**** Input material ****
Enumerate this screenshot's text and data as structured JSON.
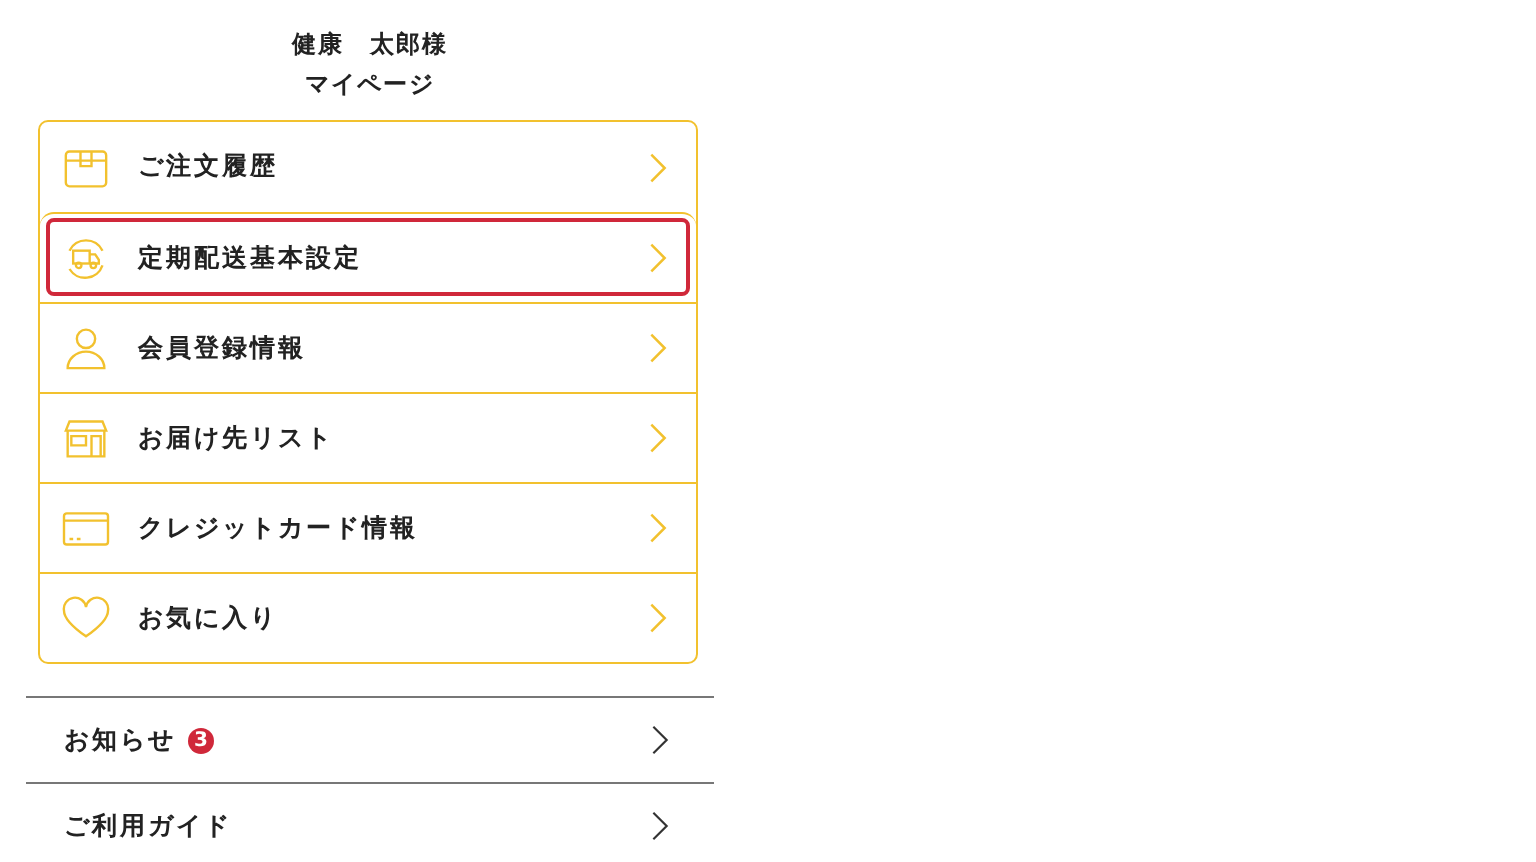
{
  "header": {
    "user_name": "健康　太郎様",
    "title": "マイページ"
  },
  "menu": [
    {
      "label": "ご注文履歴",
      "highlighted": false
    },
    {
      "label": "定期配送基本設定",
      "highlighted": true
    },
    {
      "label": "会員登録情報",
      "highlighted": false
    },
    {
      "label": "お届け先リスト",
      "highlighted": false
    },
    {
      "label": "クレジットカード情報",
      "highlighted": false
    },
    {
      "label": "お気に入り",
      "highlighted": false
    }
  ],
  "links": [
    {
      "label": "お知らせ",
      "badge": "3"
    },
    {
      "label": "ご利用ガイド"
    }
  ]
}
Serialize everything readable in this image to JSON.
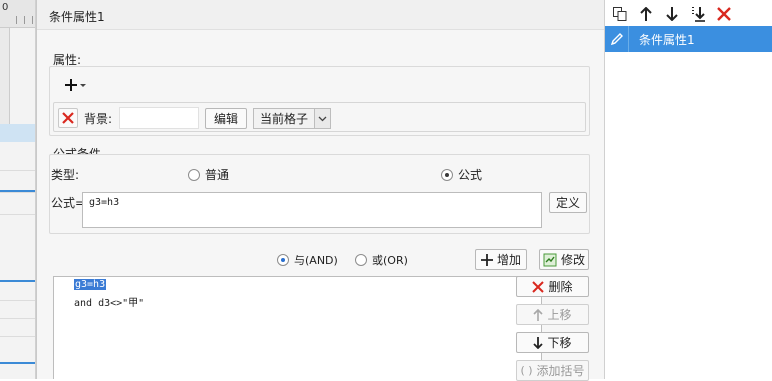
{
  "dialog": {
    "title": "条件属性1",
    "attributes": {
      "section_label": "属性:",
      "add_icon": "plus-dropdown-icon",
      "background_label": "背景:",
      "background_value": "",
      "edit_button": "编辑",
      "scope_select": "当前格子"
    },
    "formula_condition": {
      "section_label": "公式条件",
      "type_label": "类型:",
      "type_options": [
        "普通",
        "公式"
      ],
      "type_selected": "公式",
      "formula_label": "公式=",
      "formula_value": "g3=h3",
      "define_button": "定义"
    },
    "logic": {
      "and_label": "与(AND)",
      "or_label": "或(OR)",
      "selected": "与(AND)",
      "add_button": "增加",
      "modify_button": "修改"
    },
    "conditions_list": [
      "g3=h3",
      "and d3<>\"甲\""
    ],
    "selected_condition": "g3=h3",
    "side_buttons": {
      "delete": "删除",
      "move_up": "上移",
      "move_down": "下移",
      "add_bracket": "添加括号"
    }
  },
  "right_panel": {
    "toolbar_icons": [
      "copy-icon",
      "arrow-up-icon",
      "arrow-down-icon",
      "move-to-bottom-icon",
      "delete-x-icon"
    ],
    "items": [
      {
        "label": "条件属性1",
        "icon": "pencil-icon",
        "selected": true
      }
    ]
  },
  "background_editor": {
    "corner_label": "0"
  },
  "colors": {
    "selection_blue": "#3b8fe0",
    "delete_red": "#d9281f",
    "list_selection": "#3a7bd5"
  }
}
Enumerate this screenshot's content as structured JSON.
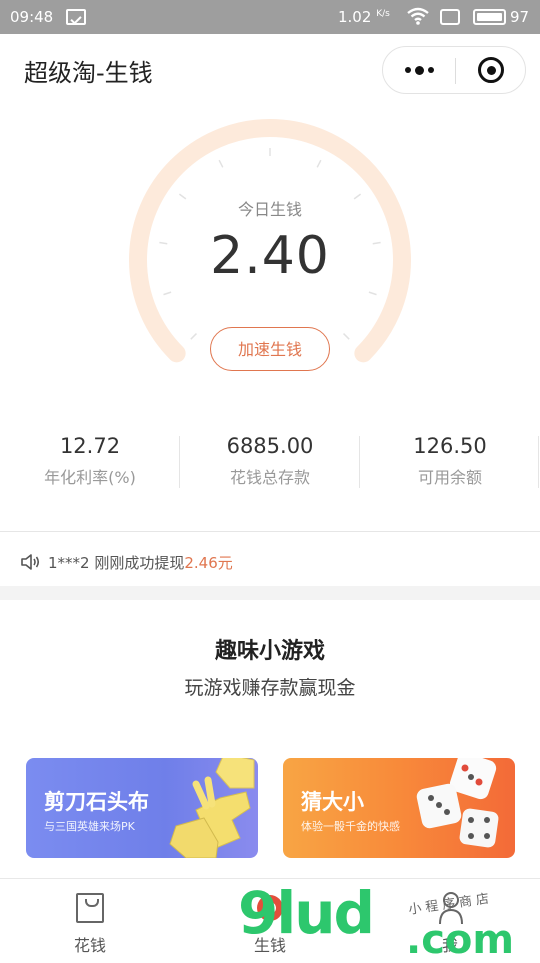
{
  "status_bar": {
    "time": "09:48",
    "speed_value": "1.02",
    "speed_unit": "K/s",
    "battery": "97"
  },
  "header": {
    "title": "超级淘-生钱"
  },
  "gauge": {
    "label": "今日生钱",
    "value": "2.40",
    "button_label": "加速生钱",
    "fraction": 0.0,
    "arc_color": "#fdeadb",
    "accent_color": "#e0764f"
  },
  "stats": [
    {
      "value": "12.72",
      "label": "年化利率(%)"
    },
    {
      "value": "6885.00",
      "label": "花钱总存款"
    },
    {
      "value": "126.50",
      "label": "可用余额"
    }
  ],
  "notice": {
    "text": "1***2 刚刚成功提现",
    "amount": "2.46元"
  },
  "games": {
    "title": "趣味小游戏",
    "subtitle": "玩游戏赚存款赢现金",
    "cards": [
      {
        "title": "剪刀石头布",
        "desc": "与三国英雄来场PK"
      },
      {
        "title": "猜大小",
        "desc": "体验一骰千金的快感"
      }
    ]
  },
  "tab_bar": {
    "tabs": [
      {
        "label": "花钱",
        "icon": "bag-icon"
      },
      {
        "label": "生钱",
        "icon": "coin-icon"
      },
      {
        "label": "我",
        "icon": "person-icon"
      }
    ]
  },
  "watermark": {
    "text": "9lud",
    "suffix": ".com",
    "small_text": "小程序商店"
  }
}
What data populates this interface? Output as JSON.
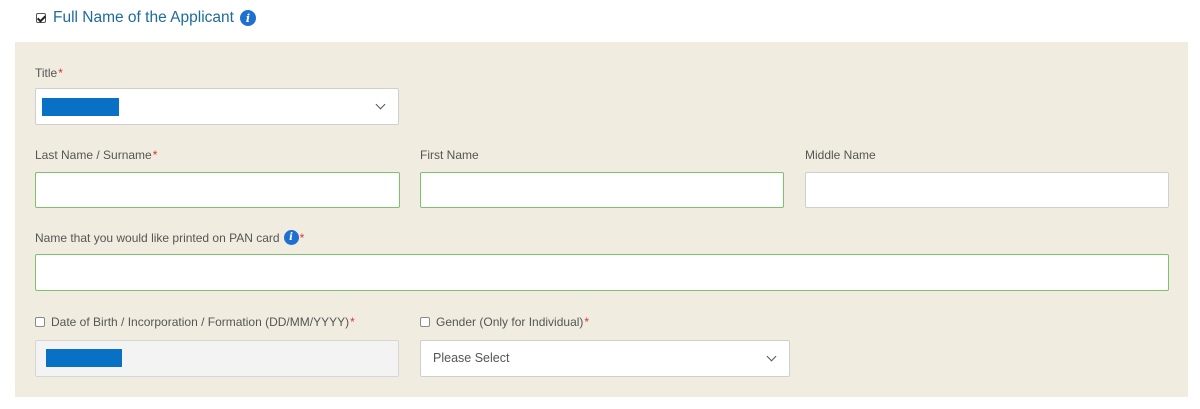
****
#### Description of the task
Set down the records in full and exactly. Do not carry over any image.

#### Written response
Enumerate this screenshot's text and data as structured JSON.
{
  "header": {
    "user_name": "健康　太郎様",
    "title": "マイページ"
  },
  "menu": [
    {
      "label": "ご注文履歴",
      "highlighted": false
    },
    {
      "label": "定期配送基本設定",
      "highlighted": true
    },
    {
      "label": "会員登録情報",
      "highlighted": false
    },
    {
      "label": "お届け先リスト",
      "highlighted": false
    },
    {
      "label": "クレジットカード情報",
      "highlighted": false
    },
    {
      "label": "お気に入り",
      "highlighted": false
    }
  ],
  "links": [
    {
      "label": "お知らせ",
      "badge": "3"
    },
    {
      "label": "ご利用ガイド"
    }
  ]
}
Serialize everything readable in this image to JSON.
{
  "dialog": {
    "title": "条件属性1",
    "attributes": {
      "section_label": "属性:",
      "add_icon": "plus-dropdown-icon",
      "background_label": "背景:",
      "background_value": "",
      "edit_button": "编辑",
      "scope_select": "当前格子"
    },
    "formula_condition": {
      "section_label": "公式条件",
      "type_label": "类型:",
      "type_options": [
        "普通",
        "公式"
      ],
      "type_selected": "公式",
      "formula_label": "公式=",
      "formula_value": "g3=h3",
      "define_button": "定义"
    },
    "logic": {
      "and_label": "与(AND)",
      "or_label": "或(OR)",
      "selected": "与(AND)",
      "add_button": "增加",
      "modify_button": "修改"
    },
    "conditions_list": [
      "g3=h3",
      "and d3<>\"甲\""
    ],
    "selected_condition": "g3=h3",
    "side_buttons": {
      "delete": "删除",
      "move_up": "上移",
      "move_down": "下移",
      "add_bracket": "添加括号"
    }
  },
  "right_panel": {
    "toolbar_icons": [
      "copy-icon",
      "arrow-up-icon",
      "arrow-down-icon",
      "move-to-bottom-icon",
      "delete-x-icon"
    ],
    "items": [
      {
        "label": "条件属性1",
        "icon": "pencil-icon",
        "selected": true
      }
    ]
  },
  "background_editor": {
    "corner_label": "0"
  },
  "colors": {
    "selection_blue": "#3b8fe0",
    "delete_red": "#d9281f",
    "list_selection": "#3a7bd5"
  }
}
Enumerate this screenshot's content as structured JSON.
{
  "status_bar": {
    "time": "09:48",
    "speed_value": "1.02",
    "speed_unit": "K/s",
    "battery": "97"
  },
  "header": {
    "title": "超级淘-生钱"
  },
  "gauge": {
    "label": "今日生钱",
    "value": "2.40",
    "button_label": "加速生钱",
    "fraction": 0.0,
    "arc_color": "#fdeadb",
    "accent_color": "#e0764f"
  },
  "stats": [
    {
      "value": "12.72",
      "label": "年化利率(%)"
    },
    {
      "value": "6885.00",
      "label": "花钱总存款"
    },
    {
      "value": "126.50",
      "label": "可用余额"
    }
  ],
  "notice": {
    "text": "1***2 刚刚成功提现",
    "amount": "2.46元"
  },
  "games": {
    "title": "趣味小游戏",
    "subtitle": "玩游戏赚存款赢现金",
    "cards": [
      {
        "title": "剪刀石头布",
        "desc": "与三国英雄来场PK"
      },
      {
        "title": "猜大小",
        "desc": "体验一骰千金的快感"
      }
    ]
  },
  "tab_bar": {
    "tabs": [
      {
        "label": "花钱",
        "icon": "bag-icon"
      },
      {
        "label": "生钱",
        "icon": "coin-icon"
      },
      {
        "label": "我",
        "icon": "person-icon"
      }
    ]
  },
  "watermark": {
    "text": "9lud",
    "suffix": ".com",
    "small_text": "小程序商店"
  }
}
What data populates this interface? Output as JSON.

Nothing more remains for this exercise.